**TASK GOAL:**
Write every record out again exactly, and keep images out of it.
═════ ROWS
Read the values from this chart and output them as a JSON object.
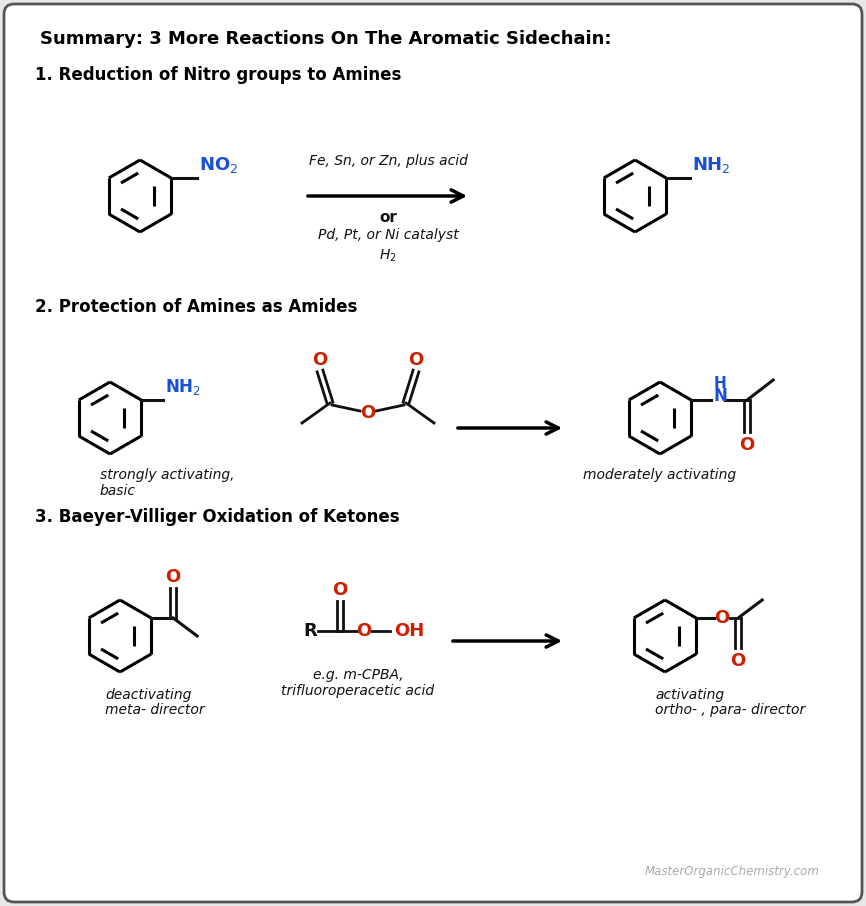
{
  "title": "Summary: 3 More Reactions On The Aromatic Sidechain:",
  "bg_color": "#e8e8e8",
  "box_color": "#ffffff",
  "border_color": "#555555",
  "watermark": "MasterOrganicChemistry.com",
  "blue": "#1a50d6",
  "red": "#cc2000",
  "black": "#111111",
  "sections": [
    "1. Reduction of Nitro groups to Amines",
    "2. Protection of Amines as Amides",
    "3. Baeyer-Villiger Oxidation of Ketones"
  ]
}
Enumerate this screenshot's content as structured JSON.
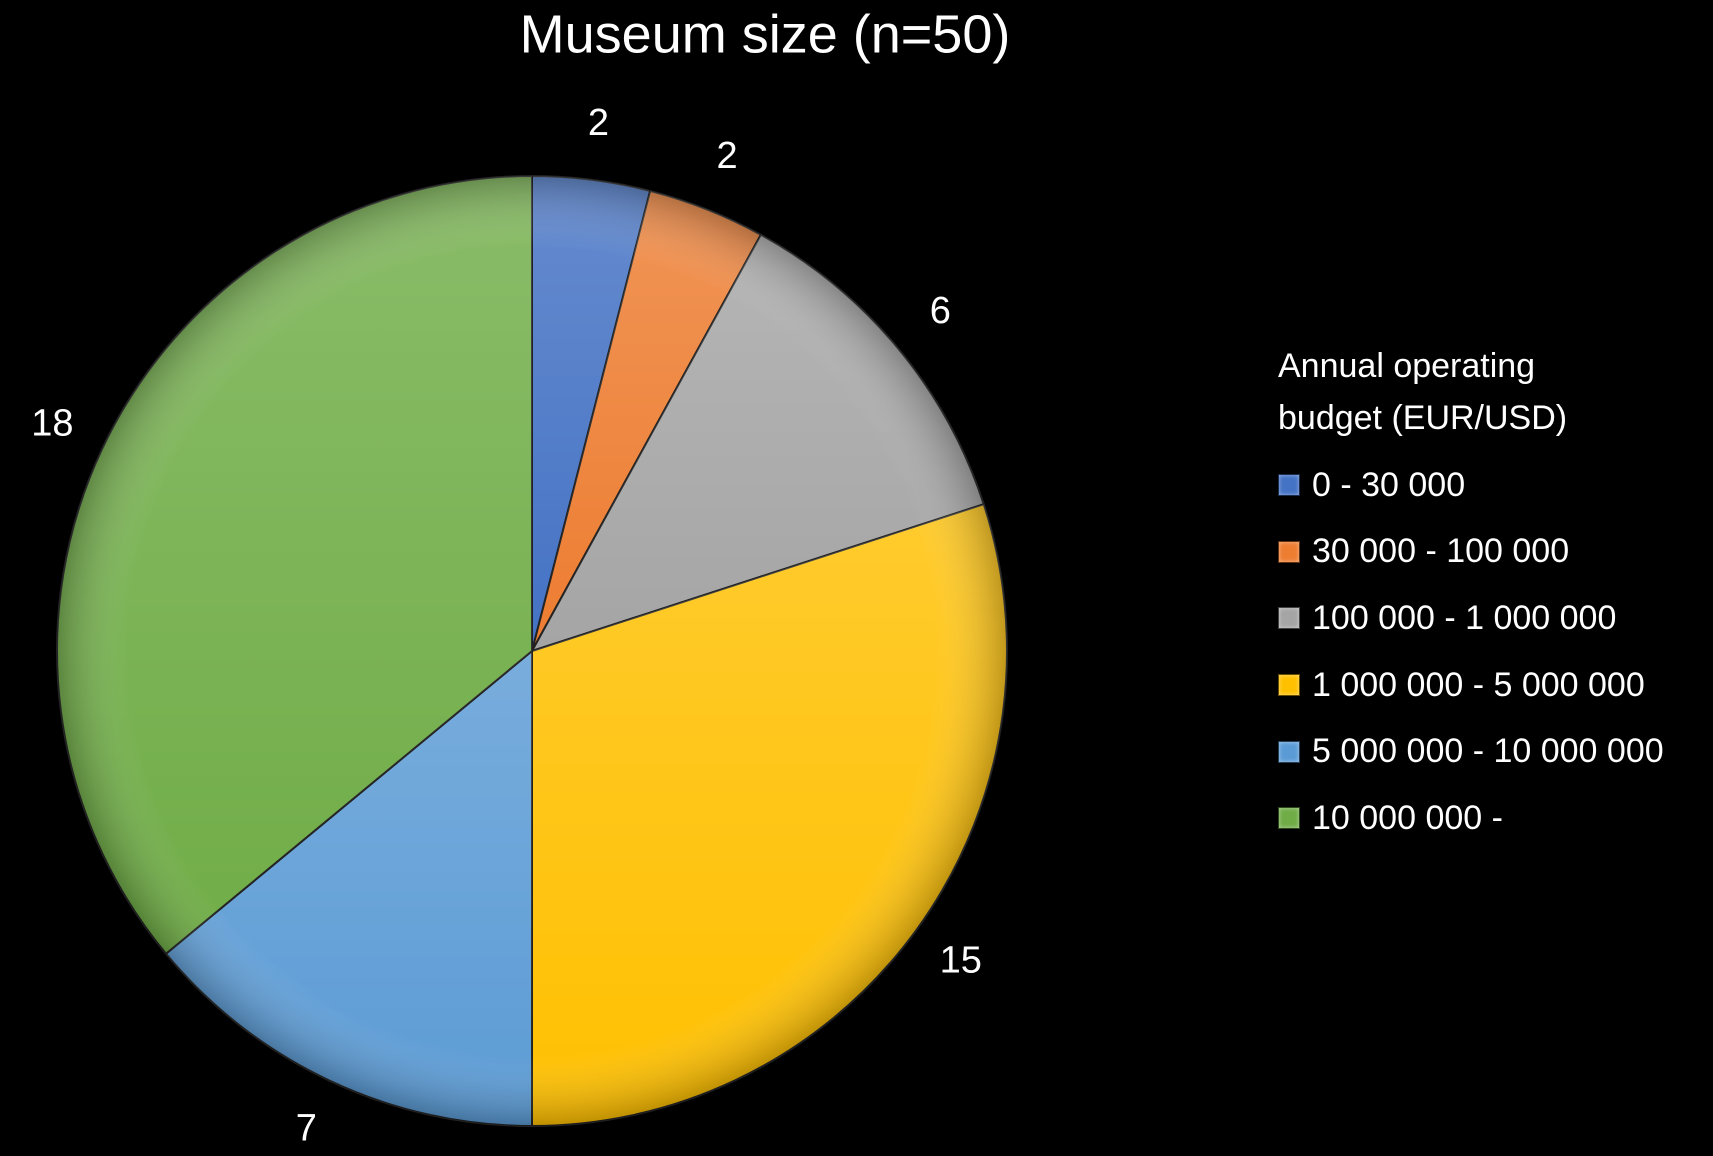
══════════
**RESULT:**
Read the values from this chart and output them as a JSON object.
{
  "title": "Summary: 3 More Reactions On The Aromatic Sidechain:",
  "bg_color": "#e8e8e8",
  "box_color": "#ffffff",
  "border_color": "#555555",
  "watermark": "MasterOrganicChemistry.com",
  "blue": "#1a50d6",
  "red": "#cc2000",
  "black": "#111111",
  "sections": [
    "1. Reduction of Nitro groups to Amines",
    "2. Protection of Amines as Amides",
    "3. Baeyer-Villiger Oxidation of Ketones"
  ]
}
Enumerate this screenshot's content as structured JSON.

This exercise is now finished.